_Exercise description_.
Write the records below out in full, character for character, with no pictures.

══ Given information ══

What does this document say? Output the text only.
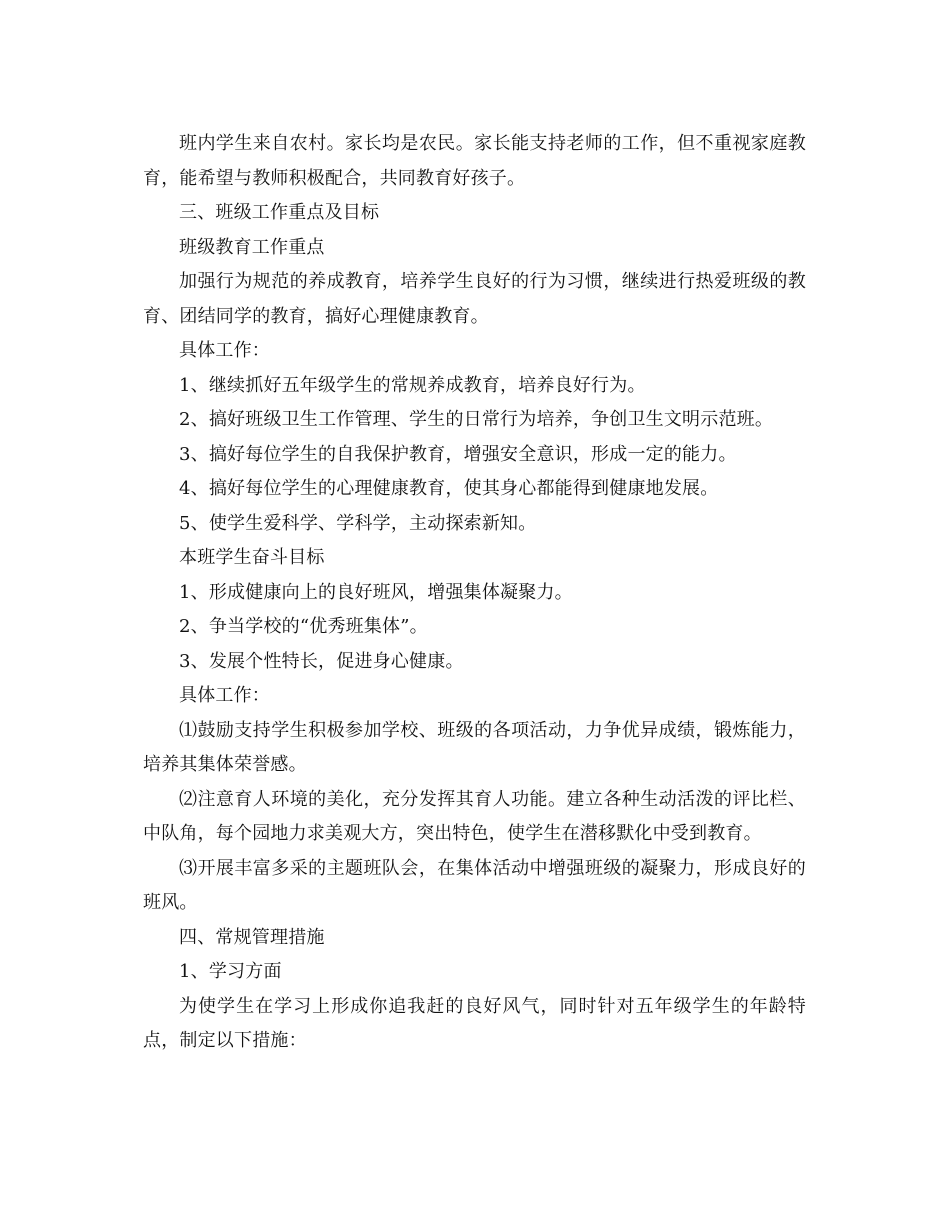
班内学生来自农村。家长均是农民。家长能支持老师的工作，但不重视家庭教育，能希望与教师积极配合，共同教育好孩子。

三、班级工作重点及目标

班级教育工作重点

加强行为规范的养成教育，培养学生良好的行为习惯，继续进行热爱班级的教育、团结同学的教育，搞好心理健康教育。

具体工作：

1、继续抓好五年级学生的常规养成教育，培养良好行为。

2、搞好班级卫生工作管理、学生的日常行为培养，争创卫生文明示范班。

3、搞好每位学生的自我保护教育，增强安全意识，形成一定的能力。

4、搞好每位学生的心理健康教育，使其身心都能得到健康地发展。

5、使学生爱科学、学科学，主动探索新知。

本班学生奋斗目标

1、形成健康向上的良好班风，增强集体凝聚力。

2、争当学校的“优秀班集体”。

3、发展个性特长，促进身心健康。

具体工作：

⑴鼓励支持学生积极参加学校、班级的各项活动，力争优异成绩，锻炼能力，培养其集体荣誉感。

⑵注意育人环境的美化，充分发挥其育人功能。建立各种生动活泼的评比栏、中队角，每个园地力求美观大方，突出特色，使学生在潜移默化中受到教育。

⑶开展丰富多采的主题班队会，在集体活动中增强班级的凝聚力，形成良好的班风。

四、常规管理措施

1、学习方面

为使学生在学习上形成你追我赶的良好风气，同时针对五年级学生的年龄特点，制定以下措施：
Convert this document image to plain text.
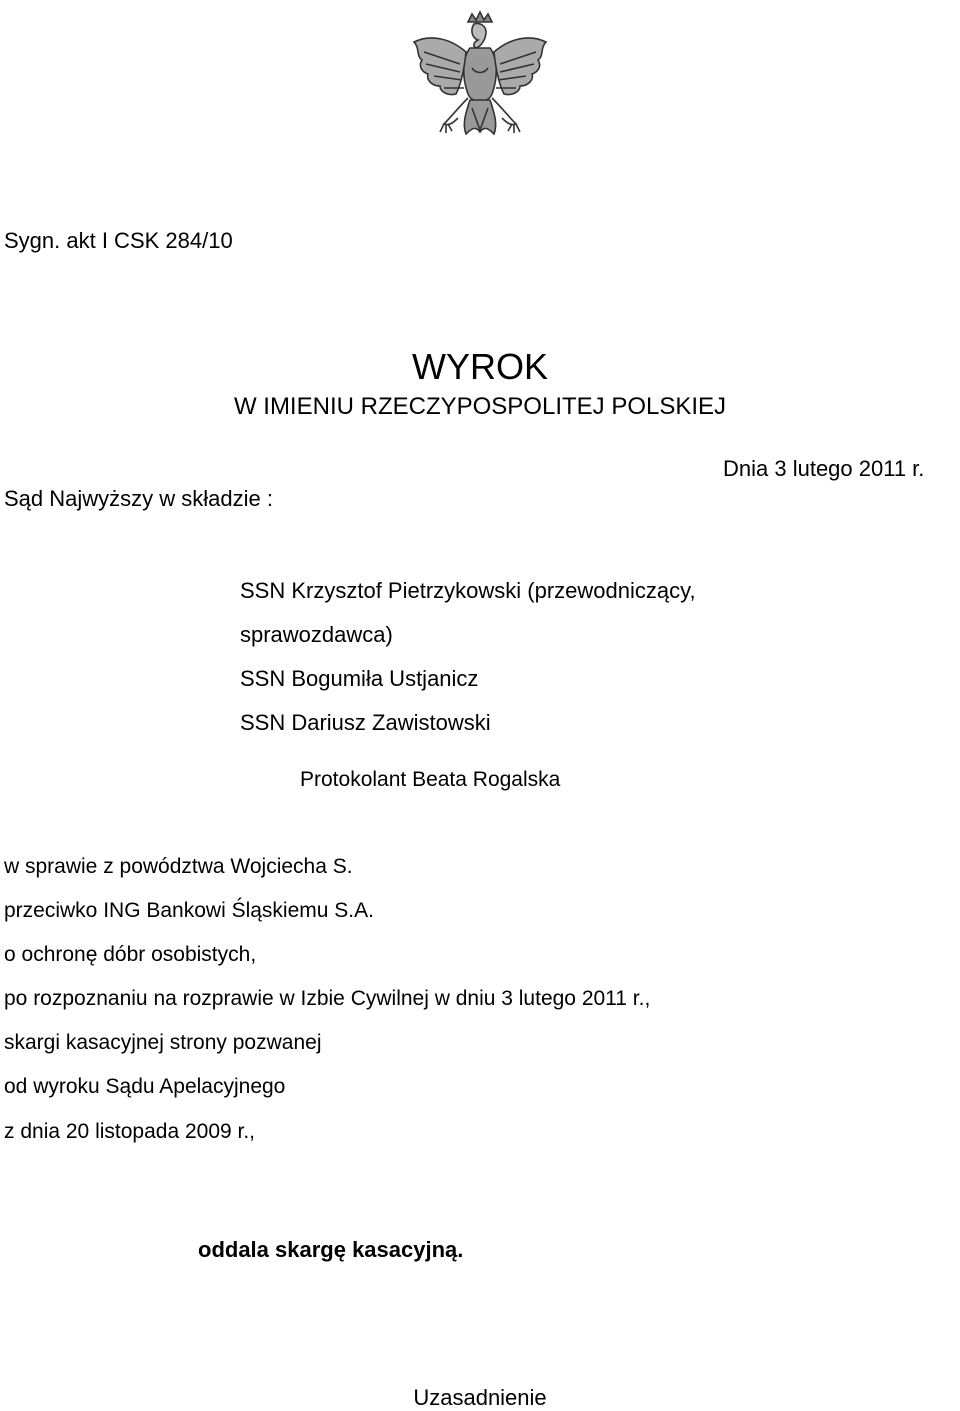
Sygn. akt I CSK 284/10
WYROK
W IMIENIU RZECZYPOSPOLITEJ POLSKIEJ
Dnia 3 lutego 2011 r.
Sąd Najwyższy w składzie :
SSN Krzysztof Pietrzykowski (przewodniczący,
sprawozdawca)
SSN Bogumiła Ustjanicz
SSN Dariusz Zawistowski
Protokolant Beata Rogalska
w sprawie z powództwa Wojciecha S.
przeciwko ING Bankowi Śląskiemu S.A.
o ochronę dóbr osobistych,
po rozpoznaniu na rozprawie w Izbie Cywilnej w dniu 3 lutego 2011 r.,
skargi kasacyjnej strony pozwanej
od wyroku Sądu Apelacyjnego
z dnia 20 listopada 2009 r.,
oddala skargę kasacyjną.
Uzasadnienie
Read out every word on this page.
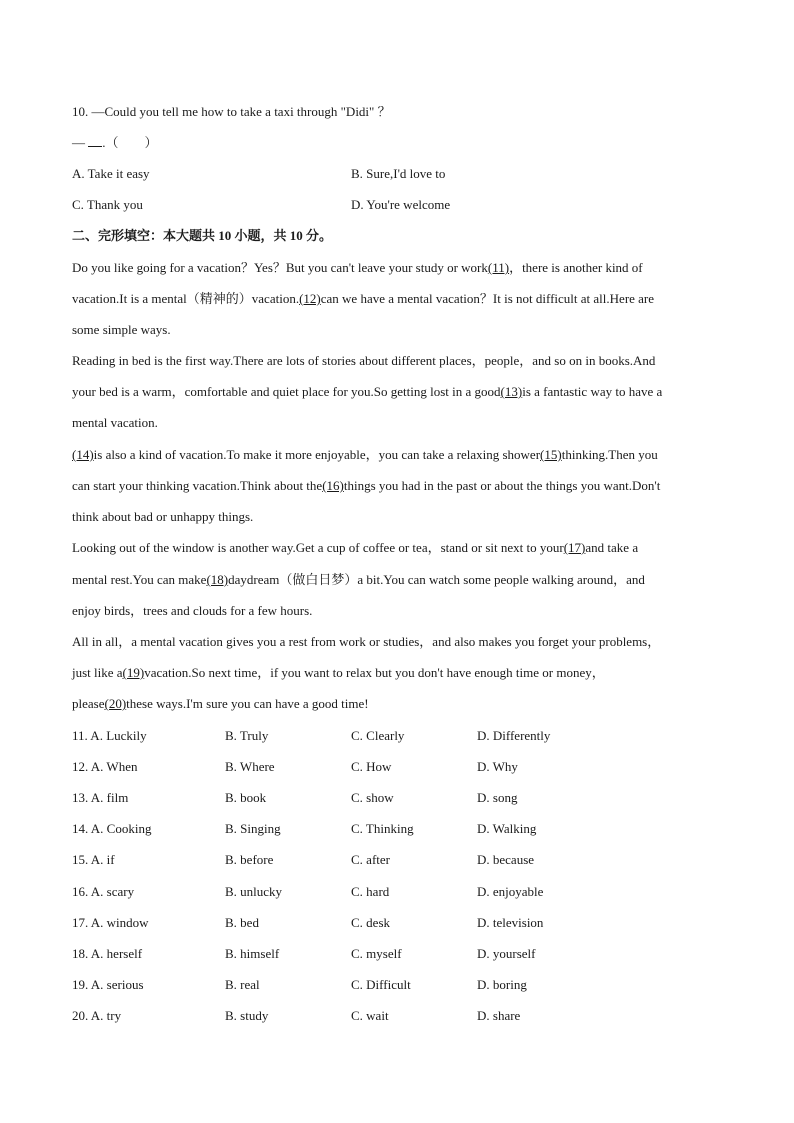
10. —Could you tell me how to take a taxi through "Didi" ？
— .（　　）
A. Take it easy	B. Sure,I'd love to
C. Thank you	D. You're welcome
二、完形填空：本大题共 10 小题，共 10 分。
Do you like going for a vacation？Yes？But you can't leave your study or work(11)，there is another kind of
vacation.It is a mental（精神的）vacation.(12)can we have a mental vacation？It is not difficult at all.Here are
some simple ways.
Reading in bed is the first way.There are lots of stories about different places，people，and so on in books.And
your bed is a warm，comfortable and quiet place for you.So getting lost in a good(13)is a fantastic way to have a
mental vacation.
(14)is also a kind of vacation.To make it more enjoyable，you can take a relaxing shower(15)thinking.Then you
can start your thinking vacation.Think about the(16)things you had in the past or about the things you want.Don't
think about bad or unhappy things.
Looking out of the window is another way.Get a cup of coffee or tea，stand or sit next to your(17)and take a
mental rest.You can make(18)daydream（做白日梦）a bit.You can watch some people walking around，and
enjoy birds，trees and clouds for a few hours.
All in all，a mental vacation gives you a rest from work or studies，and also makes you forget your problems，
just like a(19)vacation.So next time，if you want to relax but you don't have enough time or money，
please(20)these ways.I'm sure you can have a good time!
11. A. Luckily	B. Truly	C. Clearly	D. Differently
12. A. When	B. Where	C. How	D. Why
13. A. film	B. book	C. show	D. song
14. A. Cooking	B. Singing	C. Thinking	D. Walking
15. A. if	B. before	C. after	D. because
16. A. scary	B. unlucky	C. hard	D. enjoyable
17. A. window	B. bed	C. desk	D. television
18. A. herself	B. himself	C. myself	D. yourself
19. A. serious	B. real	C. Difficult	D. boring
20. A. try	B. study	C. wait	D. share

═══

_Written reply_.
What does this document say? Output the text only.
班内学生来自农村。家长均是农民。家长能支持老师的工作，但不重视家庭教育，能希望与教师积极配合，共同教育好孩子。

三、班级工作重点及目标

班级教育工作重点

加强行为规范的养成教育，培养学生良好的行为习惯，继续进行热爱班级的教育、团结同学的教育，搞好心理健康教育。

具体工作：

1、继续抓好五年级学生的常规养成教育，培养良好行为。

2、搞好班级卫生工作管理、学生的日常行为培养，争创卫生文明示范班。

3、搞好每位学生的自我保护教育，增强安全意识，形成一定的能力。

4、搞好每位学生的心理健康教育，使其身心都能得到健康地发展。

5、使学生爱科学、学科学，主动探索新知。

本班学生奋斗目标

1、形成健康向上的良好班风，增强集体凝聚力。

2、争当学校的“优秀班集体”。

3、发展个性特长，促进身心健康。

具体工作：

⑴鼓励支持学生积极参加学校、班级的各项活动，力争优异成绩，锻炼能力，培养其集体荣誉感。

⑵注意育人环境的美化，充分发挥其育人功能。建立各种生动活泼的评比栏、中队角，每个园地力求美观大方，突出特色，使学生在潜移默化中受到教育。

⑶开展丰富多采的主题班队会，在集体活动中增强班级的凝聚力，形成良好的班风。

四、常规管理措施

1、学习方面

为使学生在学习上形成你追我赶的良好风气，同时针对五年级学生的年龄特点，制定以下措施：
Convert this document image to plain text.
Sygn. akt I CSK 284/10
WYROK
W IMIENIU RZECZYPOSPOLITEJ POLSKIEJ
Dnia 3 lutego 2011 r.
Sąd Najwyższy w składzie :
SSN Krzysztof Pietrzykowski (przewodniczący,
sprawozdawca)
SSN Bogumiła Ustjanicz
SSN Dariusz Zawistowski
Protokolant Beata Rogalska
w sprawie z powództwa Wojciecha S.
przeciwko ING Bankowi Śląskiemu S.A.
o ochronę dóbr osobistych,
po rozpoznaniu na rozprawie w Izbie Cywilnej w dniu 3 lutego 2011 r.,
skargi kasacyjnej strony pozwanej
od wyroku Sądu Apelacyjnego
z dnia 20 listopada 2009 r.,
oddala skargę kasacyjną.
Uzasadnienie
Read out every word on this page.
10. —Could you tell me how to take a taxi through "Didi" ？
— .（　　）
A. Take it easy	B. Sure,I'd love to
C. Thank you	D. You're welcome
二、完形填空：本大题共 10 小题，共 10 分。
Do you like going for a vacation？Yes？But you can't leave your study or work(11)，there is another kind of
vacation.It is a mental（精神的）vacation.(12)can we have a mental vacation？It is not difficult at all.Here are
some simple ways.
Reading in bed is the first way.There are lots of stories about different places，people，and so on in books.And
your bed is a warm，comfortable and quiet place for you.So getting lost in a good(13)is a fantastic way to have a
mental vacation.
(14)is also a kind of vacation.To make it more enjoyable，you can take a relaxing shower(15)thinking.Then you
can start your thinking vacation.Think about the(16)things you had in the past or about the things you want.Don't
think about bad or unhappy things.
Looking out of the window is another way.Get a cup of coffee or tea，stand or sit next to your(17)and take a
mental rest.You can make(18)daydream（做白日梦）a bit.You can watch some people walking around，and
enjoy birds，trees and clouds for a few hours.
All in all，a mental vacation gives you a rest from work or studies，and also makes you forget your problems，
just like a(19)vacation.So next time，if you want to relax but you don't have enough time or money，
please(20)these ways.I'm sure you can have a good time!
11. A. Luckily	B. Truly	C. Clearly	D. Differently
12. A. When	B. Where	C. How	D. Why
13. A. film	B. book	C. show	D. song
14. A. Cooking	B. Singing	C. Thinking	D. Walking
15. A. if	B. before	C. after	D. because
16. A. scary	B. unlucky	C. hard	D. enjoyable
17. A. window	B. bed	C. desk	D. television
18. A. herself	B. himself	C. myself	D. yourself
19. A. serious	B. real	C. Difficult	D. boring
20. A. try	B. study	C. wait	D. share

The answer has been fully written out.